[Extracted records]
• • • • • • •

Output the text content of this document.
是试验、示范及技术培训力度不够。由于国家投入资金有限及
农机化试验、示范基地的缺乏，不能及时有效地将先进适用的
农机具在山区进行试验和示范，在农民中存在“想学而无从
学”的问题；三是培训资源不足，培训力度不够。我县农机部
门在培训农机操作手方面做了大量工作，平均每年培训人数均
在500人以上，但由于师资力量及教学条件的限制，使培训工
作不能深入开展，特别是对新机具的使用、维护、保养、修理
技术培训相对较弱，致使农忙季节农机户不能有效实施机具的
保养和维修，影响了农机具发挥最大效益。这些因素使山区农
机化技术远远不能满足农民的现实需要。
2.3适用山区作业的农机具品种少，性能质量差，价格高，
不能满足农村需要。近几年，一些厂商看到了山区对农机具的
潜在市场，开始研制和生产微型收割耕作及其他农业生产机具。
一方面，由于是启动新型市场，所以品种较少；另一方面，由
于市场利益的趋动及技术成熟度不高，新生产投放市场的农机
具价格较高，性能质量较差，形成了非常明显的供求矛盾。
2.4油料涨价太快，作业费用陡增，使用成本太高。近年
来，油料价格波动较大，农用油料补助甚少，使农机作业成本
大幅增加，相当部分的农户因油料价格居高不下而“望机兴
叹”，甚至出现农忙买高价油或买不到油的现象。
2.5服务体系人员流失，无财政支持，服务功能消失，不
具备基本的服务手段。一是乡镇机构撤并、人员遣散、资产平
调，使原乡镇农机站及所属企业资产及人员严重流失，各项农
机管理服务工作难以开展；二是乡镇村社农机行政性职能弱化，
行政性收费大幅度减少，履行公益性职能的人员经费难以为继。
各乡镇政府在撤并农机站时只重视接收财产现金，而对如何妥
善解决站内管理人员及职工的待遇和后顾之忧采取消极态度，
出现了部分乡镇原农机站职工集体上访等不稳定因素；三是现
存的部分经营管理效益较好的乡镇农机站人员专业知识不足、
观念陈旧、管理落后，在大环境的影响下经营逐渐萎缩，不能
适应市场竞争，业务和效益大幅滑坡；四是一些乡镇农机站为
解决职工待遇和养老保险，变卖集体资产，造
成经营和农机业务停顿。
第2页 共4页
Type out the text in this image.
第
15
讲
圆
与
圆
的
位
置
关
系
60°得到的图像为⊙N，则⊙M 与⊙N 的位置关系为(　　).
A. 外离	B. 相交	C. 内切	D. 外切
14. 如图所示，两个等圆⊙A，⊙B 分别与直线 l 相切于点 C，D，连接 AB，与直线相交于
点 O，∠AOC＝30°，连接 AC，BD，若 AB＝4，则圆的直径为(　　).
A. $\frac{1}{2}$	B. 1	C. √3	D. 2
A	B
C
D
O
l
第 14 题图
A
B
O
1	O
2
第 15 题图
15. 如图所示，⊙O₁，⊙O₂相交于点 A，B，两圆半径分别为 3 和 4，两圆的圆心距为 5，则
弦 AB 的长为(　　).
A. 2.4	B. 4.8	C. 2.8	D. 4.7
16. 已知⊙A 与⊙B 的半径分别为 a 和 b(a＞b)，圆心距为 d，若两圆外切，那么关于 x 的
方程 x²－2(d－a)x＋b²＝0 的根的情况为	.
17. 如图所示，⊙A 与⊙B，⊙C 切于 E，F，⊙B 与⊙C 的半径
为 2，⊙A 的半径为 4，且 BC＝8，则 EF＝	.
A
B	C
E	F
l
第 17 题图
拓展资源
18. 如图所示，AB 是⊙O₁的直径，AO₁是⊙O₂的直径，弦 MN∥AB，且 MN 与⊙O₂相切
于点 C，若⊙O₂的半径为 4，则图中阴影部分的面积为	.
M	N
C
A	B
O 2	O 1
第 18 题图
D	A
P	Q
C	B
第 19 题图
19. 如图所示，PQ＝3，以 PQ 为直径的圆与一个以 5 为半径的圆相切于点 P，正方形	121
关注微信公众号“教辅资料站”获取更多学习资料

• • • • • • •

Your task is to retype all the records above with nothing left out.

* **Right answer**:
Output the text content of this document.
是试验、示范及技术培训力度不够。由于国家投入资金有限及
农机化试验、示范基地的缺乏，不能及时有效地将先进适用的
农机具在山区进行试验和示范，在农民中存在“想学而无从
学”的问题；三是培训资源不足，培训力度不够。我县农机部
门在培训农机操作手方面做了大量工作，平均每年培训人数均
在500人以上，但由于师资力量及教学条件的限制，使培训工
作不能深入开展，特别是对新机具的使用、维护、保养、修理
技术培训相对较弱，致使农忙季节农机户不能有效实施机具的
保养和维修，影响了农机具发挥最大效益。这些因素使山区农
机化技术远远不能满足农民的现实需要。
2.3适用山区作业的农机具品种少，性能质量差，价格高，
不能满足农村需要。近几年，一些厂商看到了山区对农机具的
潜在市场，开始研制和生产微型收割耕作及其他农业生产机具。
一方面，由于是启动新型市场，所以品种较少；另一方面，由
于市场利益的趋动及技术成熟度不高，新生产投放市场的农机
具价格较高，性能质量较差，形成了非常明显的供求矛盾。
2.4油料涨价太快，作业费用陡增，使用成本太高。近年
来，油料价格波动较大，农用油料补助甚少，使农机作业成本
大幅增加，相当部分的农户因油料价格居高不下而“望机兴
叹”，甚至出现农忙买高价油或买不到油的现象。
2.5服务体系人员流失，无财政支持，服务功能消失，不
具备基本的服务手段。一是乡镇机构撤并、人员遣散、资产平
调，使原乡镇农机站及所属企业资产及人员严重流失，各项农
机管理服务工作难以开展；二是乡镇村社农机行政性职能弱化，
行政性收费大幅度减少，履行公益性职能的人员经费难以为继。
各乡镇政府在撤并农机站时只重视接收财产现金，而对如何妥
善解决站内管理人员及职工的待遇和后顾之忧采取消极态度，
出现了部分乡镇原农机站职工集体上访等不稳定因素；三是现
存的部分经营管理效益较好的乡镇农机站人员专业知识不足、
观念陈旧、管理落后，在大环境的影响下经营逐渐萎缩，不能
适应市场竞争，业务和效益大幅滑坡；四是一些乡镇农机站为
解决职工待遇和养老保险，变卖集体资产，造
成经营和农机业务停顿。
第2页 共4页
Type out the text in this image.
第
15
讲
圆
与
圆
的
位
置
关
系
60°得到的图像为⊙N，则⊙M 与⊙N 的位置关系为(　　).
A. 外离	B. 相交	C. 内切	D. 外切
14. 如图所示，两个等圆⊙A，⊙B 分别与直线 l 相切于点 C，D，连接 AB，与直线相交于
点 O，∠AOC＝30°，连接 AC，BD，若 AB＝4，则圆的直径为(　　).
A. $\frac{1}{2}$	B. 1	C. √3	D. 2
A	B
C
D
O
l
第 14 题图
A
B
O
1	O
2
第 15 题图
15. 如图所示，⊙O₁，⊙O₂相交于点 A，B，两圆半径分别为 3 和 4，两圆的圆心距为 5，则
弦 AB 的长为(　　).
A. 2.4	B. 4.8	C. 2.8	D. 4.7
16. 已知⊙A 与⊙B 的半径分别为 a 和 b(a＞b)，圆心距为 d，若两圆外切，那么关于 x 的
方程 x²－2(d－a)x＋b²＝0 的根的情况为	.
17. 如图所示，⊙A 与⊙B，⊙C 切于 E，F，⊙B 与⊙C 的半径
为 2，⊙A 的半径为 4，且 BC＝8，则 EF＝	.
A
B	C
E	F
l
第 17 题图
拓展资源
18. 如图所示，AB 是⊙O₁的直径，AO₁是⊙O₂的直径，弦 MN∥AB，且 MN 与⊙O₂相切
于点 C，若⊙O₂的半径为 4，则图中阴影部分的面积为	.
M	N
C
A	B
O 2	O 1
第 18 题图
D	A
P	Q
C	B
第 19 题图
19. 如图所示，PQ＝3，以 PQ 为直径的圆与一个以 5 为半径的圆相切于点 P，正方形	121
关注微信公众号“教辅资料站”获取更多学习资料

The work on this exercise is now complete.